**Exercise description:**
In the records that follow, show each line where the word "title" is present.

== Material to process

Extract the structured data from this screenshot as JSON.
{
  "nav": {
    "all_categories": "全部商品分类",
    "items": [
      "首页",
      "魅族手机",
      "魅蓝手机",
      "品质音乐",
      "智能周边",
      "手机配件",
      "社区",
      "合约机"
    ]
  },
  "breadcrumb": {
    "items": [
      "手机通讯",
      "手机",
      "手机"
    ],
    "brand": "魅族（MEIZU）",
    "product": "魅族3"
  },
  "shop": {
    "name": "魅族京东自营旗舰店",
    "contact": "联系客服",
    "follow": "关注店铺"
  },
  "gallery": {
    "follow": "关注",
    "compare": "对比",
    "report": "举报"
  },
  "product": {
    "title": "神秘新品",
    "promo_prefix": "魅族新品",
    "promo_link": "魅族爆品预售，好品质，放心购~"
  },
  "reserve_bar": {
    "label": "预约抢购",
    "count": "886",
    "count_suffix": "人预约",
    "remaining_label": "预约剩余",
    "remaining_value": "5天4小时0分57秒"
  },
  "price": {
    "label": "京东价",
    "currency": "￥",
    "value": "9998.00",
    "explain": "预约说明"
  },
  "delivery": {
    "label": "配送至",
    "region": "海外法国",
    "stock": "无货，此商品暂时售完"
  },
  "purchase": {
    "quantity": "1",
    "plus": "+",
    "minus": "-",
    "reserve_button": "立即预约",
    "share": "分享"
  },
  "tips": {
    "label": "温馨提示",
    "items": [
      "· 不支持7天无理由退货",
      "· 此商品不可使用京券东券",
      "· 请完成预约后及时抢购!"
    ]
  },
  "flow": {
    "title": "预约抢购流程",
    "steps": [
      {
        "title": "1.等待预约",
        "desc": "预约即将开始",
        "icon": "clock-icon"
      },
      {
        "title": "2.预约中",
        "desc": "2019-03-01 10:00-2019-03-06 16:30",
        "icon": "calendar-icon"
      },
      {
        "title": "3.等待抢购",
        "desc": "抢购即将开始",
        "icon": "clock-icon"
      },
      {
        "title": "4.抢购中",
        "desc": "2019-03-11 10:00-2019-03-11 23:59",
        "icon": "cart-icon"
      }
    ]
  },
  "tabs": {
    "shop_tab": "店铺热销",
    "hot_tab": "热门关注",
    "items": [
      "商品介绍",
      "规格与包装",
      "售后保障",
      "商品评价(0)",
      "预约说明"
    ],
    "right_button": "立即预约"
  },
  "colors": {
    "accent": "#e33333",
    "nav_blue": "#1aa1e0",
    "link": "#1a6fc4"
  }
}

====

**Task answer:**
    "title": "神秘新品",
    "title": "预约抢购流程",
        "title": "1.等待预约",
        "title": "2.预约中",
        "title": "3.等待抢购",
        "title": "4.抢购中",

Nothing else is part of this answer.